**GIVEN EXERCISE:**
Any picture among the records should be left out, please; retype the rest exactly.

**RECORDS TO PROCESS:**
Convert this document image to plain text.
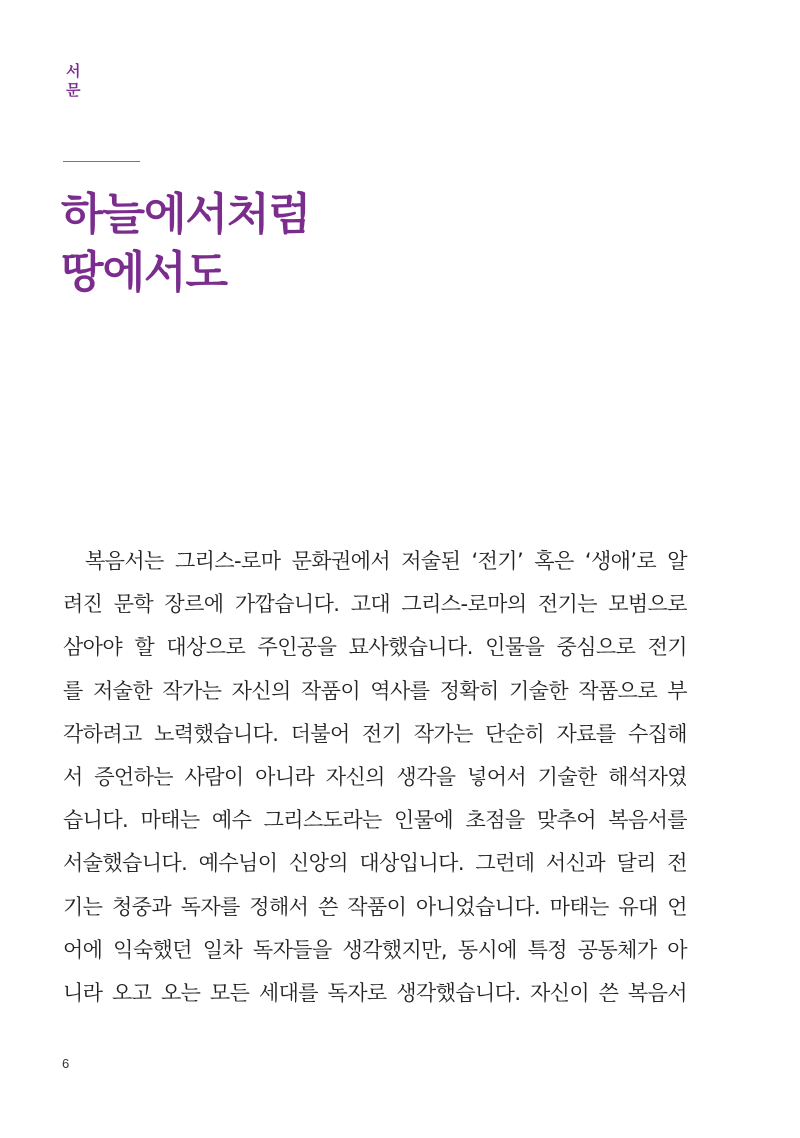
서문
하늘에서처럼
땅에서도
복음서는 그리스-로마 문화권에서 저술된 ‘전기’ 혹은 ‘생애’로 알
려진 문학 장르에 가깝습니다. 고대 그리스-로마의 전기는 모범으로
삼아야 할 대상으로 주인공을 묘사했습니다. 인물을 중심으로 전기
를 저술한 작가는 자신의 작품이 역사를 정확히 기술한 작품으로 부
각하려고 노력했습니다. 더불어 전기 작가는 단순히 자료를 수집해
서 증언하는 사람이 아니라 자신의 생각을 넣어서 기술한 해석자였
습니다. 마태는 예수 그리스도라는 인물에 초점을 맞추어 복음서를
서술했습니다. 예수님이 신앙의 대상입니다. 그런데 서신과 달리 전
기는 청중과 독자를 정해서 쓴 작품이 아니었습니다. 마태는 유대 언
어에 익숙했던 일차 독자들을 생각했지만, 동시에 특정 공동체가 아
니라 오고 오는 모든 세대를 독자로 생각했습니다. 자신이 쓴 복음서
6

**TASK RESPONSE:**
Convert this document image to plain text.
서문
하늘에서처럼
땅에서도
복음서는 그리스-로마 문화권에서 저술된 ‘전기’ 혹은 ‘생애’로 알
려진 문학 장르에 가깝습니다. 고대 그리스-로마의 전기는 모범으로
삼아야 할 대상으로 주인공을 묘사했습니다. 인물을 중심으로 전기
를 저술한 작가는 자신의 작품이 역사를 정확히 기술한 작품으로 부
각하려고 노력했습니다. 더불어 전기 작가는 단순히 자료를 수집해
서 증언하는 사람이 아니라 자신의 생각을 넣어서 기술한 해석자였
습니다. 마태는 예수 그리스도라는 인물에 초점을 맞추어 복음서를
서술했습니다. 예수님이 신앙의 대상입니다. 그런데 서신과 달리 전
기는 청중과 독자를 정해서 쓴 작품이 아니었습니다. 마태는 유대 언
어에 익숙했던 일차 독자들을 생각했지만, 동시에 특정 공동체가 아
니라 오고 오는 모든 세대를 독자로 생각했습니다. 자신이 쓴 복음서
6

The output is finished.